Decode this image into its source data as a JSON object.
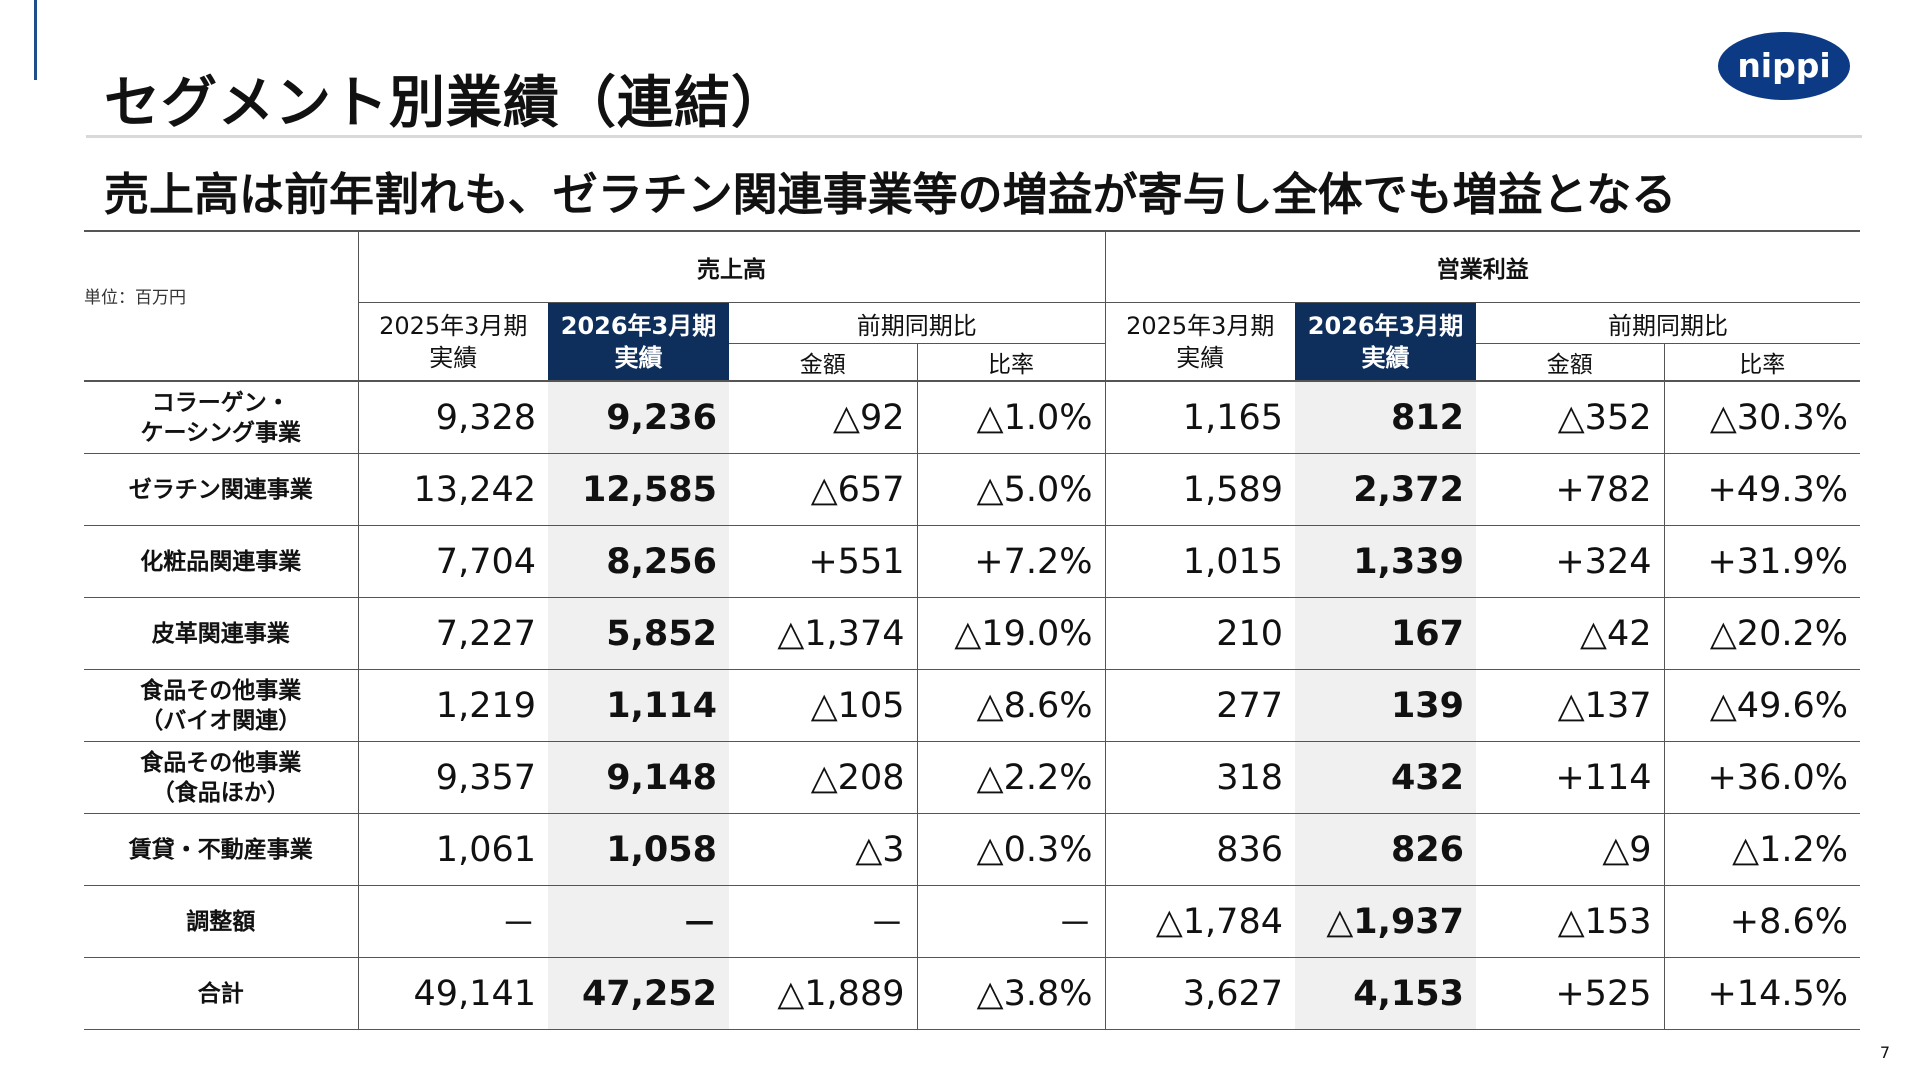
{
  "slide": {
    "title": "セグメント別業績（連結）",
    "logo_text": "nippi",
    "subtitle": "売上高は前年割れも、ゼラチン関連事業等の増益が寄与し全体でも増益となる",
    "page_number": "7",
    "colors": {
      "accent": "#1f4e8c",
      "logo_bg": "#0d3a84",
      "current_header_bg": "#0e2f5c",
      "current_column_bg": "#f0f0f0"
    }
  },
  "table": {
    "unit": "単位：百万円",
    "groups": [
      "売上高",
      "営業利益"
    ],
    "year_prev": [
      "2025年3月期",
      "実績"
    ],
    "year_curr": [
      "2026年3月期",
      "実績"
    ],
    "comparison": "前期同期比",
    "sub_amount": "金額",
    "sub_ratio": "比率",
    "rows": [
      {
        "label": [
          "コラーゲン・",
          "ケーシング事業"
        ],
        "values": [
          "9,328",
          "9,236",
          "△92",
          "△1.0%",
          "1,165",
          "812",
          "△352",
          "△30.3%"
        ]
      },
      {
        "label": [
          "ゼラチン関連事業"
        ],
        "values": [
          "13,242",
          "12,585",
          "△657",
          "△5.0%",
          "1,589",
          "2,372",
          "+782",
          "+49.3%"
        ]
      },
      {
        "label": [
          "化粧品関連事業"
        ],
        "values": [
          "7,704",
          "8,256",
          "+551",
          "+7.2%",
          "1,015",
          "1,339",
          "+324",
          "+31.9%"
        ]
      },
      {
        "label": [
          "皮革関連事業"
        ],
        "values": [
          "7,227",
          "5,852",
          "△1,374",
          "△19.0%",
          "210",
          "167",
          "△42",
          "△20.2%"
        ]
      },
      {
        "label": [
          "食品その他事業",
          "（バイオ関連）"
        ],
        "values": [
          "1,219",
          "1,114",
          "△105",
          "△8.6%",
          "277",
          "139",
          "△137",
          "△49.6%"
        ]
      },
      {
        "label": [
          "食品その他事業",
          "（食品ほか）"
        ],
        "values": [
          "9,357",
          "9,148",
          "△208",
          "△2.2%",
          "318",
          "432",
          "+114",
          "+36.0%"
        ]
      },
      {
        "label": [
          "賃貸・不動産事業"
        ],
        "values": [
          "1,061",
          "1,058",
          "△3",
          "△0.3%",
          "836",
          "826",
          "△9",
          "△1.2%"
        ]
      },
      {
        "label": [
          "調整額"
        ],
        "values": [
          "－",
          "－",
          "－",
          "－",
          "△1,784",
          "△1,937",
          "△153",
          "+8.6%"
        ]
      },
      {
        "label": [
          "合計"
        ],
        "values": [
          "49,141",
          "47,252",
          "△1,889",
          "△3.8%",
          "3,627",
          "4,153",
          "+525",
          "+14.5%"
        ]
      }
    ]
  }
}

◇ ◇ ◇ ◇ ◇ ◇ ◇

_WHAT TO PRODUCE_
Write out again every line above exactly as given; the pictures do not belong in the copy.

_COMPLETE OUTPUT_
Decode this image into its source data as a JSON object.
{
  "slide": {
    "title": "セグメント別業績（連結）",
    "logo_text": "nippi",
    "subtitle": "売上高は前年割れも、ゼラチン関連事業等の増益が寄与し全体でも増益となる",
    "page_number": "7",
    "colors": {
      "accent": "#1f4e8c",
      "logo_bg": "#0d3a84",
      "current_header_bg": "#0e2f5c",
      "current_column_bg": "#f0f0f0"
    }
  },
  "table": {
    "unit": "単位：百万円",
    "groups": [
      "売上高",
      "営業利益"
    ],
    "year_prev": [
      "2025年3月期",
      "実績"
    ],
    "year_curr": [
      "2026年3月期",
      "実績"
    ],
    "comparison": "前期同期比",
    "sub_amount": "金額",
    "sub_ratio": "比率",
    "rows": [
      {
        "label": [
          "コラーゲン・",
          "ケーシング事業"
        ],
        "values": [
          "9,328",
          "9,236",
          "△92",
          "△1.0%",
          "1,165",
          "812",
          "△352",
          "△30.3%"
        ]
      },
      {
        "label": [
          "ゼラチン関連事業"
        ],
        "values": [
          "13,242",
          "12,585",
          "△657",
          "△5.0%",
          "1,589",
          "2,372",
          "+782",
          "+49.3%"
        ]
      },
      {
        "label": [
          "化粧品関連事業"
        ],
        "values": [
          "7,704",
          "8,256",
          "+551",
          "+7.2%",
          "1,015",
          "1,339",
          "+324",
          "+31.9%"
        ]
      },
      {
        "label": [
          "皮革関連事業"
        ],
        "values": [
          "7,227",
          "5,852",
          "△1,374",
          "△19.0%",
          "210",
          "167",
          "△42",
          "△20.2%"
        ]
      },
      {
        "label": [
          "食品その他事業",
          "（バイオ関連）"
        ],
        "values": [
          "1,219",
          "1,114",
          "△105",
          "△8.6%",
          "277",
          "139",
          "△137",
          "△49.6%"
        ]
      },
      {
        "label": [
          "食品その他事業",
          "（食品ほか）"
        ],
        "values": [
          "9,357",
          "9,148",
          "△208",
          "△2.2%",
          "318",
          "432",
          "+114",
          "+36.0%"
        ]
      },
      {
        "label": [
          "賃貸・不動産事業"
        ],
        "values": [
          "1,061",
          "1,058",
          "△3",
          "△0.3%",
          "836",
          "826",
          "△9",
          "△1.2%"
        ]
      },
      {
        "label": [
          "調整額"
        ],
        "values": [
          "－",
          "－",
          "－",
          "－",
          "△1,784",
          "△1,937",
          "△153",
          "+8.6%"
        ]
      },
      {
        "label": [
          "合計"
        ],
        "values": [
          "49,141",
          "47,252",
          "△1,889",
          "△3.8%",
          "3,627",
          "4,153",
          "+525",
          "+14.5%"
        ]
      }
    ]
  }
}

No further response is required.